Every line with the word "title" in it should be extracted from the data that follows.

> _Dataset_:
# # # #
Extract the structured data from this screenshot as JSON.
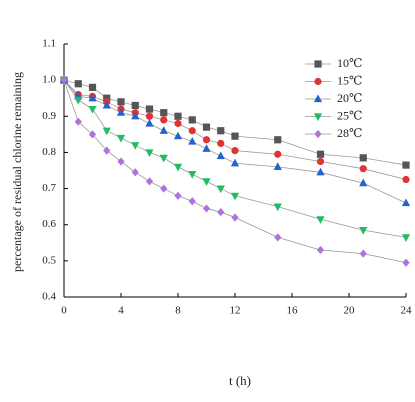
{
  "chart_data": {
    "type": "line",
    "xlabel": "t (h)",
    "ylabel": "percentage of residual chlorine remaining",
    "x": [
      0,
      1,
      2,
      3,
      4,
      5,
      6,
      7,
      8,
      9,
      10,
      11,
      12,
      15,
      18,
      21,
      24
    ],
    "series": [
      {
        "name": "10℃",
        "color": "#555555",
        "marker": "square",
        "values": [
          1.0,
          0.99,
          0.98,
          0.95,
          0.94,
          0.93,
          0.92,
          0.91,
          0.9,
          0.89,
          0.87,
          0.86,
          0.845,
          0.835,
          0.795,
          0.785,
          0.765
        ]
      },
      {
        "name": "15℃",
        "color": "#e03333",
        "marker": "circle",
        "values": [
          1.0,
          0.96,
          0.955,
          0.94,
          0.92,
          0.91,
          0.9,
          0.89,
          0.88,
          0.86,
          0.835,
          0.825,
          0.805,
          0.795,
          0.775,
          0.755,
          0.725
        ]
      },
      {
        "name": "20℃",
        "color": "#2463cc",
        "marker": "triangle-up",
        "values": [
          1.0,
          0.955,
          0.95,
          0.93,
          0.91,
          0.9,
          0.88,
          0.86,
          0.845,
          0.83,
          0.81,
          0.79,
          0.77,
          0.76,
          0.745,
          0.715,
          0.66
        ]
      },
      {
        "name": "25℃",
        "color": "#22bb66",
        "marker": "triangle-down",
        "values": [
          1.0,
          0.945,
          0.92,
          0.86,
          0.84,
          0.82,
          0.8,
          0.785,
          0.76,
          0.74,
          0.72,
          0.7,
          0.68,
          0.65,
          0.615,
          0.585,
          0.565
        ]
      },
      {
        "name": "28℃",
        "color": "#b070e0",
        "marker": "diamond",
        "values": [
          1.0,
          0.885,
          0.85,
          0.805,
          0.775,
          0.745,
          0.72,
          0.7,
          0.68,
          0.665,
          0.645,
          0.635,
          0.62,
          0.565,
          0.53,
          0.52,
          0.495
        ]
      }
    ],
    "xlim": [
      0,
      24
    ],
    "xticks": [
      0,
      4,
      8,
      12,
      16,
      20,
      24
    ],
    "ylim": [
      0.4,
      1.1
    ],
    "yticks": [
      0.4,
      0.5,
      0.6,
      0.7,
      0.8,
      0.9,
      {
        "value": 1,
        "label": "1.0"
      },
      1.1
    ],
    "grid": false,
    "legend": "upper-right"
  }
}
# # # #
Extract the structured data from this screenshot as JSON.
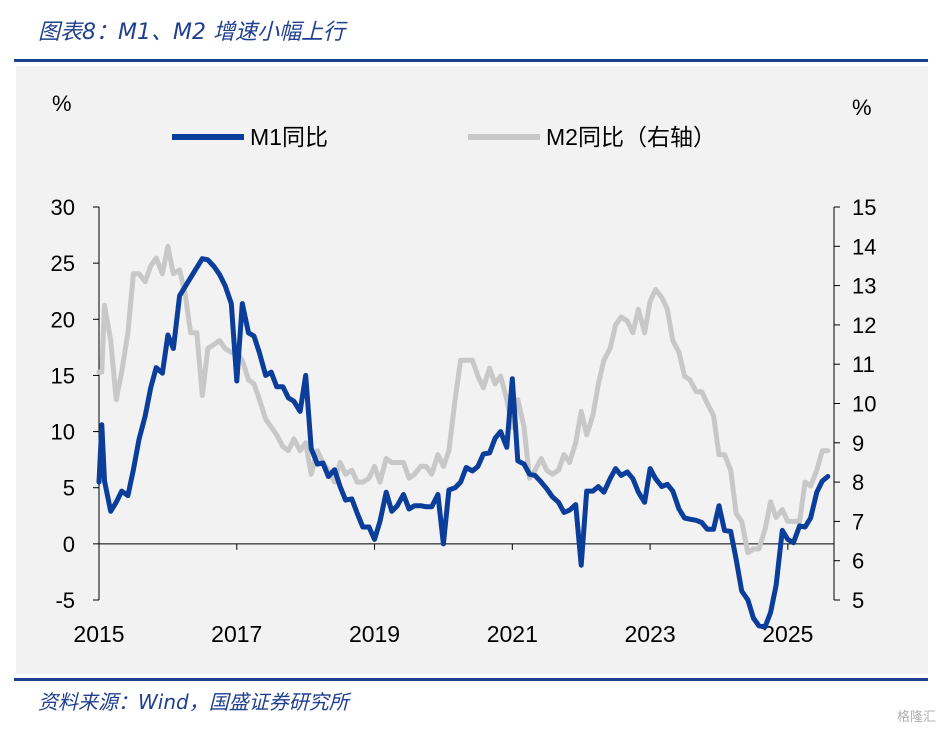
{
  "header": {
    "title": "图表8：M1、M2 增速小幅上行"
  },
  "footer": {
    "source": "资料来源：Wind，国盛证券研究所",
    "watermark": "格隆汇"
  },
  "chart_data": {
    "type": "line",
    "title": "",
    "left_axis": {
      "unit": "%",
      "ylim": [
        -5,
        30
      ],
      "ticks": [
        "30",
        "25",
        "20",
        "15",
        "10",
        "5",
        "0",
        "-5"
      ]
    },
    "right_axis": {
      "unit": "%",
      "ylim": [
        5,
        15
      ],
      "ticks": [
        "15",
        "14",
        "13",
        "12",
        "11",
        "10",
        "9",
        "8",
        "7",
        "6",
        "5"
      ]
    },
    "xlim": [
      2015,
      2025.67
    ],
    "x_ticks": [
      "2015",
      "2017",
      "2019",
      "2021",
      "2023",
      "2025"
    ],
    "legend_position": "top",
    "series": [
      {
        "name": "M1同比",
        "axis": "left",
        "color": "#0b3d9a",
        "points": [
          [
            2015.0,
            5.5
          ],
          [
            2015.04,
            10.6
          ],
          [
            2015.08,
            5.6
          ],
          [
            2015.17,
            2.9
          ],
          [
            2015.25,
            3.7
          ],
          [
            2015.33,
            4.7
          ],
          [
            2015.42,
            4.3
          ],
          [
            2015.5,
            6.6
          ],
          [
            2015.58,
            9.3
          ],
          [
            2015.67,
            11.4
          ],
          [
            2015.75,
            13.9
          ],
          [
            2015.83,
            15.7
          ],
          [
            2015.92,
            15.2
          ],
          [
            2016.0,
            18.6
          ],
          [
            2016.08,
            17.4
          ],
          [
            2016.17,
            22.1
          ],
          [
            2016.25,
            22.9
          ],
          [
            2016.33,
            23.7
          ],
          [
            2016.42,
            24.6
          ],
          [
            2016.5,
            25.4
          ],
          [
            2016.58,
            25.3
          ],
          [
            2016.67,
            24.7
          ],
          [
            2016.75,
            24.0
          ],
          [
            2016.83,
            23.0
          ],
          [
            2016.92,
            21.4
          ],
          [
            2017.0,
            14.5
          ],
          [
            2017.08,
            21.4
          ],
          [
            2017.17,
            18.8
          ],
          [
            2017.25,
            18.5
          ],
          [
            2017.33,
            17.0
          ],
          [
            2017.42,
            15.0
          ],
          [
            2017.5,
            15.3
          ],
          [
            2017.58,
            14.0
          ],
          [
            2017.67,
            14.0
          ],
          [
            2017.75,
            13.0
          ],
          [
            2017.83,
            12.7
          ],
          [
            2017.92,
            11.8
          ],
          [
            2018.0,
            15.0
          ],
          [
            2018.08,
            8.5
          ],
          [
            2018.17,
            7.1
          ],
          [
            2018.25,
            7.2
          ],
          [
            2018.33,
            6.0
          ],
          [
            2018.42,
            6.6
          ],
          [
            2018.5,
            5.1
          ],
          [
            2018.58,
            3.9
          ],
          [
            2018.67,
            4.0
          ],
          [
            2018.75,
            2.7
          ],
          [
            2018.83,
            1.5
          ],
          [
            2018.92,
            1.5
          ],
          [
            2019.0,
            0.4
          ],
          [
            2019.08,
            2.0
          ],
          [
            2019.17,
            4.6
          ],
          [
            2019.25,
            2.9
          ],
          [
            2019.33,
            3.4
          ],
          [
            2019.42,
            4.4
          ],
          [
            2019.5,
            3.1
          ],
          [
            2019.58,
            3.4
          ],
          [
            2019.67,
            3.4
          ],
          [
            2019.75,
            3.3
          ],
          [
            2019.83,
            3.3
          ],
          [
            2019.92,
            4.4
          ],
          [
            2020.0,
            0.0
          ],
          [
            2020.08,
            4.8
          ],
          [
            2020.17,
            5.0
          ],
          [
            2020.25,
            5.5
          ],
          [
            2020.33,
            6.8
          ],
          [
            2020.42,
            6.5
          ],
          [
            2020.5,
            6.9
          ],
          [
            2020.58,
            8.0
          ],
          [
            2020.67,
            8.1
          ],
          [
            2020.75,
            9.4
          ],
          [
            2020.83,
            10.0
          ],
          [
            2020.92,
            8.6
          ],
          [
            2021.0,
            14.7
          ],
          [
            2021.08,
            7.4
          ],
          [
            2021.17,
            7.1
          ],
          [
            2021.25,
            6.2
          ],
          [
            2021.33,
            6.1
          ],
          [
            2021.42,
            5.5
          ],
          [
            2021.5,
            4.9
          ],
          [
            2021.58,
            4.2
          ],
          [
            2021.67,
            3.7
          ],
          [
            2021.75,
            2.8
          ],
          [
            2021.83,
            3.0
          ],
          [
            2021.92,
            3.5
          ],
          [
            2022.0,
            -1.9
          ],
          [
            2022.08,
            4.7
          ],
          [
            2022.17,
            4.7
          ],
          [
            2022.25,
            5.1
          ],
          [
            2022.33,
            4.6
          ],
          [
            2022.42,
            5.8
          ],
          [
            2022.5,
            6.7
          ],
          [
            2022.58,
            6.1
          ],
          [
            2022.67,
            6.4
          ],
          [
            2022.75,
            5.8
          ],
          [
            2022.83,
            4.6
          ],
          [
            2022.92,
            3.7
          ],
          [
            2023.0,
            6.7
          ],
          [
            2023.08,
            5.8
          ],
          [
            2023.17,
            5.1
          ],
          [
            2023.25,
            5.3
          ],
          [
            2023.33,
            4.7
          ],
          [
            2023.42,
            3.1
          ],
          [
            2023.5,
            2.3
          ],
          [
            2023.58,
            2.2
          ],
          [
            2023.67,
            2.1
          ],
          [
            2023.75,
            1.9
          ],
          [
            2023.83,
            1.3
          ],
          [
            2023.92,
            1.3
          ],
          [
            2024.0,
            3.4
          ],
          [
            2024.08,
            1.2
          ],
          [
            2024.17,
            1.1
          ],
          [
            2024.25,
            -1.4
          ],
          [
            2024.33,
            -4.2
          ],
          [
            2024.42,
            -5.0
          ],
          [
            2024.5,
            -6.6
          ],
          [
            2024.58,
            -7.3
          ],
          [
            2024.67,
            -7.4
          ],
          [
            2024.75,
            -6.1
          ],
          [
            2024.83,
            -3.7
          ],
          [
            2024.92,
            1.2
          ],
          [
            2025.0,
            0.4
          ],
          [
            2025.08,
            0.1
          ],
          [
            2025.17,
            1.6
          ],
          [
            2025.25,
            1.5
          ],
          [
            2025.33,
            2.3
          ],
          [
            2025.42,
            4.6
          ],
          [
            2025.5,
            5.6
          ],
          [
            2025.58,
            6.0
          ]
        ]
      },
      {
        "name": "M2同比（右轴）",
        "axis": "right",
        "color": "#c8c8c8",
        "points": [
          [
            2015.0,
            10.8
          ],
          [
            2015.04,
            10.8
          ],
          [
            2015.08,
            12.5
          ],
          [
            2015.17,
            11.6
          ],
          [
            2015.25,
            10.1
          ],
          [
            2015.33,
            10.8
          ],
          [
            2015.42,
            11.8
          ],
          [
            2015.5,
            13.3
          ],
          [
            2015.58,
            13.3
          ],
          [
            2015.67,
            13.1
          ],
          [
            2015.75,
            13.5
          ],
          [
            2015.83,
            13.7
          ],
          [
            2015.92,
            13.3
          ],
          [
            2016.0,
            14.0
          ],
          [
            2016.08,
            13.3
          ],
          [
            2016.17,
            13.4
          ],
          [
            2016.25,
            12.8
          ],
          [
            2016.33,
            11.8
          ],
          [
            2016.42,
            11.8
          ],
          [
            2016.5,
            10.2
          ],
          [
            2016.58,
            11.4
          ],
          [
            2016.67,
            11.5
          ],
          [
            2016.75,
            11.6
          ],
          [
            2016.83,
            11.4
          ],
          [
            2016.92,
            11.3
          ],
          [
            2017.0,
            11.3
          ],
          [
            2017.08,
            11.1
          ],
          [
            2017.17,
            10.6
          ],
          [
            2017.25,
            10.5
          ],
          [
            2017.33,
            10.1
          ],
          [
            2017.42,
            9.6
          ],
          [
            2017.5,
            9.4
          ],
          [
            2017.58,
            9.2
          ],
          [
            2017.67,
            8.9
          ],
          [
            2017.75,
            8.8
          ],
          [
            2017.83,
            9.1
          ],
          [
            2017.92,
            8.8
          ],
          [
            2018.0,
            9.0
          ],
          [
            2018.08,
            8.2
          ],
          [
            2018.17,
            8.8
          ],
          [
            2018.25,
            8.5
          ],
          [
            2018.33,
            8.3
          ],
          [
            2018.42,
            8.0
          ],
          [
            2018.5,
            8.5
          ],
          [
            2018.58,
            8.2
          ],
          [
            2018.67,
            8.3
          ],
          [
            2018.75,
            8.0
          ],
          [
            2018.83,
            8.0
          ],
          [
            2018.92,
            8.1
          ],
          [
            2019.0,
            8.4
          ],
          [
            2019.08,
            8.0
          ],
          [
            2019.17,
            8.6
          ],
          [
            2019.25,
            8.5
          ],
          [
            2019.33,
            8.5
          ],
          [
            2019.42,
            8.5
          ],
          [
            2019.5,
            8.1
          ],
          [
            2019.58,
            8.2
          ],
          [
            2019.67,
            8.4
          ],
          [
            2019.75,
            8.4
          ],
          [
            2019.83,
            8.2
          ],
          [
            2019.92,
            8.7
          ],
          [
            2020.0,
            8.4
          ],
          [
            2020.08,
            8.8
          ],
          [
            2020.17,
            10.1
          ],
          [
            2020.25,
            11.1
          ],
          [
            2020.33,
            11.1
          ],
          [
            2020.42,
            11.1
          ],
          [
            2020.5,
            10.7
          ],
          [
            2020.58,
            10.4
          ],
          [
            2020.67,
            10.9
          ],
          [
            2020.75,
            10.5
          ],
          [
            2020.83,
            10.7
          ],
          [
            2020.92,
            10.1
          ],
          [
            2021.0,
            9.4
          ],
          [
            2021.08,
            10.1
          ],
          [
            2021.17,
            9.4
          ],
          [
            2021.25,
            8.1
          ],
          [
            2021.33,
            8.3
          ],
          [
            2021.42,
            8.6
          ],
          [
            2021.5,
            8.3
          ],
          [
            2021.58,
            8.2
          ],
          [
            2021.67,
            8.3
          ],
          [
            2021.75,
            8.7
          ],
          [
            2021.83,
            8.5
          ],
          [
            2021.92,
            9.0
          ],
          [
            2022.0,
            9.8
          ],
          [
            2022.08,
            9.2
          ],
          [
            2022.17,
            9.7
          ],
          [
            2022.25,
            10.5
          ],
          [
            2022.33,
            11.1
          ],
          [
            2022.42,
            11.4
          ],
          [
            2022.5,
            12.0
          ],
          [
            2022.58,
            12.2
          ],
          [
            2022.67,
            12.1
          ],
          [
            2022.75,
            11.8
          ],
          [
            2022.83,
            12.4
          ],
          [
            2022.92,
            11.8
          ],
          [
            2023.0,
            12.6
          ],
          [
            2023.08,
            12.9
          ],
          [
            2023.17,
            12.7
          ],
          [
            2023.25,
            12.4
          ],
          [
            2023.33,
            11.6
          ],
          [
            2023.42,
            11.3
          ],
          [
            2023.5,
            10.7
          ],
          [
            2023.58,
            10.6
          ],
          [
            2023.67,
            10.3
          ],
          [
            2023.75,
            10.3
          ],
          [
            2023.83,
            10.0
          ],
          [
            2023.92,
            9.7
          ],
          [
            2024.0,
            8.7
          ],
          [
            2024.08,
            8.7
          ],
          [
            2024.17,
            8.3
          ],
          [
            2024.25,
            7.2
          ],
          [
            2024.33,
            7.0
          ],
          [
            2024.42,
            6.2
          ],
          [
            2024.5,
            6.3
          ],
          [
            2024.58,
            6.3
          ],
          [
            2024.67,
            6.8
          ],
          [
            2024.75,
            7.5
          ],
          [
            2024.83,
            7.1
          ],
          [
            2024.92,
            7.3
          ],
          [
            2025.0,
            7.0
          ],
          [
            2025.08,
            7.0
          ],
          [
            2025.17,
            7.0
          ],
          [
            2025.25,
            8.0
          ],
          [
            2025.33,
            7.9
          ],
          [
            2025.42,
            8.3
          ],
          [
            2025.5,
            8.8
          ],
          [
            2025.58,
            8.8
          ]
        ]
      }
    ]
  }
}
# # # #
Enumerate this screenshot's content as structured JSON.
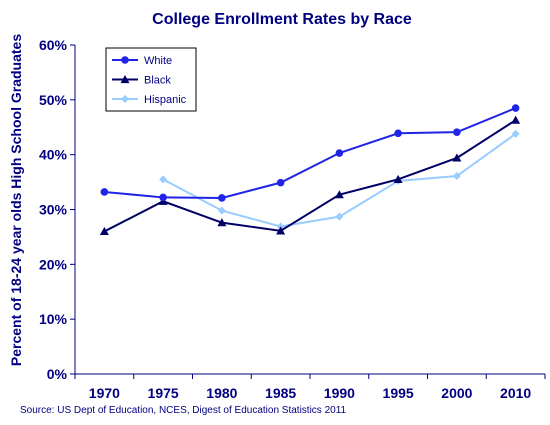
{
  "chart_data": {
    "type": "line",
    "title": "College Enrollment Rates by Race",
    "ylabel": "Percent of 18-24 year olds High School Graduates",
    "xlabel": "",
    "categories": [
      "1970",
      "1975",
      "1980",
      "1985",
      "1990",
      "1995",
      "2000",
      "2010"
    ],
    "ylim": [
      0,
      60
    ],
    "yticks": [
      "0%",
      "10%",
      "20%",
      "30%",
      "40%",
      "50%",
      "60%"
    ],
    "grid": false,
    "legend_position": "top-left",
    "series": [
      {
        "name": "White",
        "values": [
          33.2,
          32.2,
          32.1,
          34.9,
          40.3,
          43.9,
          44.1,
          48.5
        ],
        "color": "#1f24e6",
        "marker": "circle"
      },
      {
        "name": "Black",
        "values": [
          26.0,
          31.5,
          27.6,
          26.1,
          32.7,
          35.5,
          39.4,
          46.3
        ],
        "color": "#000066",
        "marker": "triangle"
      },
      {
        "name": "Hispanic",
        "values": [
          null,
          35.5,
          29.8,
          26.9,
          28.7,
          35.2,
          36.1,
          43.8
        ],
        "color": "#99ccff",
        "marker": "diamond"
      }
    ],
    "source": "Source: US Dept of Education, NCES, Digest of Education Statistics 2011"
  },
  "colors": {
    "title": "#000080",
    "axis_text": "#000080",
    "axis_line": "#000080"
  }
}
# # # #
> _Written reply_:
    "title": "图表8：M1、M2 增速小幅上行"
    "title": "",
    "title": "College Enrollment Rates by Race",
    "title": "#000080",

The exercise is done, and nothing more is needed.